[BEGIN Data in this exercise]

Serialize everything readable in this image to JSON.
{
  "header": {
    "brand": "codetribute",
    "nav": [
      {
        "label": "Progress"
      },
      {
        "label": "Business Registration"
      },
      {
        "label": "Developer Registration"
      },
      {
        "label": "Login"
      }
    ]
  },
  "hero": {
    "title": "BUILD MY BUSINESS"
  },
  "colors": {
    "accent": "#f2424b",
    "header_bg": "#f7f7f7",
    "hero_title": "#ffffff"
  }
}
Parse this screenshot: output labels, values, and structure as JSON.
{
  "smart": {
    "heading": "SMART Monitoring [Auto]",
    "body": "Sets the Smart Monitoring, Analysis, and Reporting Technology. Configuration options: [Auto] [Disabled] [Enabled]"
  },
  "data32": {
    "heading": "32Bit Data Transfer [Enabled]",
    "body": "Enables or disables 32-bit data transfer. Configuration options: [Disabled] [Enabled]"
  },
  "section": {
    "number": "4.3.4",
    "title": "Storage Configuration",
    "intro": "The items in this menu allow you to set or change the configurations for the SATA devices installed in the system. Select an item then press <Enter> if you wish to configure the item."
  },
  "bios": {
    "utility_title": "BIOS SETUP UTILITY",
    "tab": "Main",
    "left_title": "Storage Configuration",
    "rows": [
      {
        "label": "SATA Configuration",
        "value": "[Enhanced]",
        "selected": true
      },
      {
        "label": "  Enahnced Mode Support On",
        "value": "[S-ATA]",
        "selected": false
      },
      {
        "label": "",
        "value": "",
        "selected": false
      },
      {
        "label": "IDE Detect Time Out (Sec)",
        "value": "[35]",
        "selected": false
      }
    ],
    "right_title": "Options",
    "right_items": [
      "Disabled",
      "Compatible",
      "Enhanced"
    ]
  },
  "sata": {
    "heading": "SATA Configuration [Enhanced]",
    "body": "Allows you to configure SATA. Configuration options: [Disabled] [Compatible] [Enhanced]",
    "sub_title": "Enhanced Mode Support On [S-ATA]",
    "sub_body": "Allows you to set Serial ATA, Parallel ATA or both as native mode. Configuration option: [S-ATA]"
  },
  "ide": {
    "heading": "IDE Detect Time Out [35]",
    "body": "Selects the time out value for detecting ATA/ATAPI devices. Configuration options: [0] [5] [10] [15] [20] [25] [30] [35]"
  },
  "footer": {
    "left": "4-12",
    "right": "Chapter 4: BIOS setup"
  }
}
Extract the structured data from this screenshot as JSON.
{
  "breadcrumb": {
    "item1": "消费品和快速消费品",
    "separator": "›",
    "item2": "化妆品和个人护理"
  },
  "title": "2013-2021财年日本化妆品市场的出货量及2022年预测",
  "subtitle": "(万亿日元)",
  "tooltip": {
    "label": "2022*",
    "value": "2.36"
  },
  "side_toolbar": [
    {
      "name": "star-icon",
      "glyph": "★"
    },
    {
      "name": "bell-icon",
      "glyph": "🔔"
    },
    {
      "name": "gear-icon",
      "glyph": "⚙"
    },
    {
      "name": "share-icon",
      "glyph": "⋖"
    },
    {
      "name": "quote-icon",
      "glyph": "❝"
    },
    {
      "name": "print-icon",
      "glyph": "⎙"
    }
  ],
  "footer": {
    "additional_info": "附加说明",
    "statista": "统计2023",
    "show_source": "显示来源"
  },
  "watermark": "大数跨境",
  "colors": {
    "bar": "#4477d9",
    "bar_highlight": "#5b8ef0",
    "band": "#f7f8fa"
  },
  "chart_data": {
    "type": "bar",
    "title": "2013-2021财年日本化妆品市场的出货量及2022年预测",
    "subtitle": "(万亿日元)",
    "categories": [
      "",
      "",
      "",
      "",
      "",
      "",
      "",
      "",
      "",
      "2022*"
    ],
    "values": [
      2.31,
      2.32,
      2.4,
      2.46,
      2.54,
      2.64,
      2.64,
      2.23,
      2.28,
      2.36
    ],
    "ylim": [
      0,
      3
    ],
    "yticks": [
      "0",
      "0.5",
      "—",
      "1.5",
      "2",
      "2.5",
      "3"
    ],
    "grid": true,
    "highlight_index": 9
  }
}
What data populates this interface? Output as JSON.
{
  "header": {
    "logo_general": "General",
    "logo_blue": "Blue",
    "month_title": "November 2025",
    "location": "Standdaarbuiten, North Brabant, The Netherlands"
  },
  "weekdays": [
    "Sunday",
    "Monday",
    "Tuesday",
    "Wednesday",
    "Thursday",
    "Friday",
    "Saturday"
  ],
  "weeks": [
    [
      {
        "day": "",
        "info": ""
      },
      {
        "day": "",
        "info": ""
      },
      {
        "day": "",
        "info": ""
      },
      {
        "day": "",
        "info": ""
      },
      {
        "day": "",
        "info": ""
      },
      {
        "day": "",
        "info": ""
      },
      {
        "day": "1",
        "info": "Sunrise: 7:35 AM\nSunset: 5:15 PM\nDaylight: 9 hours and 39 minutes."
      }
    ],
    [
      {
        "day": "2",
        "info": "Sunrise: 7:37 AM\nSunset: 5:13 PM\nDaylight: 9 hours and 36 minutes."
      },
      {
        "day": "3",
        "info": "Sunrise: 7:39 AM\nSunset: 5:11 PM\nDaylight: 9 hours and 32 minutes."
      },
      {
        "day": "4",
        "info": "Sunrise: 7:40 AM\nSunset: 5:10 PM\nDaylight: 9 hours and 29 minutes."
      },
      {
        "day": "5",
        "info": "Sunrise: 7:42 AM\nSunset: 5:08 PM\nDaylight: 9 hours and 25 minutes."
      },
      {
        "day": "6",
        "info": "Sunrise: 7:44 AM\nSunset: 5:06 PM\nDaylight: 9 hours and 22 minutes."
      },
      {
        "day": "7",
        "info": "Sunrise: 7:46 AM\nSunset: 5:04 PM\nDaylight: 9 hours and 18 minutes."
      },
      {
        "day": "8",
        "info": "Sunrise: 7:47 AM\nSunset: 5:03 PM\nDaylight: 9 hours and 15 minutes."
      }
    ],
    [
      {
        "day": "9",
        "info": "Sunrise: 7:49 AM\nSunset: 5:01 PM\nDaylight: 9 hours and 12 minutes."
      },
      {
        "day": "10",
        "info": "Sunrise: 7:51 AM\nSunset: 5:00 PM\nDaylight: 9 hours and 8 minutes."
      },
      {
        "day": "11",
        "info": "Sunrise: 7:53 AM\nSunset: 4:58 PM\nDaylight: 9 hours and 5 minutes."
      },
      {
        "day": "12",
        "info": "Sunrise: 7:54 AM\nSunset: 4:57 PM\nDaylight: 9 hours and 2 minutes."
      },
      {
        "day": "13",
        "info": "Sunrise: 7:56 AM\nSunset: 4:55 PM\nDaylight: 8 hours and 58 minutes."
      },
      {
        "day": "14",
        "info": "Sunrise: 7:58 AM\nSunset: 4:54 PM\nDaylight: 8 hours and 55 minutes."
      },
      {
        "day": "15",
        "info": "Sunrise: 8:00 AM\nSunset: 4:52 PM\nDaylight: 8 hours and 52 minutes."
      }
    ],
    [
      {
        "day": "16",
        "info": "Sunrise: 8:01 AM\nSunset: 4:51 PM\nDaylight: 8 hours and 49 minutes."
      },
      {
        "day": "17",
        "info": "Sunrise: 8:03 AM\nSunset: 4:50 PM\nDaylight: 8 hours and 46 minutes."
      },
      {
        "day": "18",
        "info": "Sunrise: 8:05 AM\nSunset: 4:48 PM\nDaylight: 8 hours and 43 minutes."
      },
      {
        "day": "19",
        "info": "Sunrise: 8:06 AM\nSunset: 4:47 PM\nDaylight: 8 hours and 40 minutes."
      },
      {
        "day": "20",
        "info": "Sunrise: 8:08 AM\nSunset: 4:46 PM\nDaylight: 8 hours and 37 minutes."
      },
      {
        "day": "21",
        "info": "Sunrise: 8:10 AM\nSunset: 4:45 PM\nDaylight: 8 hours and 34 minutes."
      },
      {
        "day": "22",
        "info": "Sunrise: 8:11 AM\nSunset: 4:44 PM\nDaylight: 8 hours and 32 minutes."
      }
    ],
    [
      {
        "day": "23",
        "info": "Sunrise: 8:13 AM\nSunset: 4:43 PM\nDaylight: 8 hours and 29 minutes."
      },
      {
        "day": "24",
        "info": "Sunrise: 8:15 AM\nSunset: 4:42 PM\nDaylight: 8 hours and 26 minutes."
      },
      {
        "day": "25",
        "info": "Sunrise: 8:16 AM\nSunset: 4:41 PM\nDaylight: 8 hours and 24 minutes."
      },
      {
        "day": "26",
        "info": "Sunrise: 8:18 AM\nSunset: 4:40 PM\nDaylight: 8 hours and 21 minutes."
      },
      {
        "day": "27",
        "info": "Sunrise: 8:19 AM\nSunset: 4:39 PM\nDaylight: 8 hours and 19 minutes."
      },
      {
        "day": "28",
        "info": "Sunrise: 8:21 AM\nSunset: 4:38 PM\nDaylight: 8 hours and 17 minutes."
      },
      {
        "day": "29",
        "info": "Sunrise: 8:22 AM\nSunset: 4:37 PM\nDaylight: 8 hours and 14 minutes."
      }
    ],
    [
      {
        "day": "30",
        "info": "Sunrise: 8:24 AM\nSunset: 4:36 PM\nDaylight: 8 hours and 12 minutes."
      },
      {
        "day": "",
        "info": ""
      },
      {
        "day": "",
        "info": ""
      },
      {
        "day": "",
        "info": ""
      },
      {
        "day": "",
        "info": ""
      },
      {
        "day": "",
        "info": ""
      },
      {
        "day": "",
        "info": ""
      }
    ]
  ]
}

[END Data in this exercise]

**Given task**
Copy each line of the listing in which the word "heading" can be found.

**Expected answer**
    "heading": "SMART Monitoring [Auto]",
    "heading": "32Bit Data Transfer [Enabled]",
    "heading": "SATA Configuration [Enhanced]",
    "heading": "IDE Detect Time Out [35]",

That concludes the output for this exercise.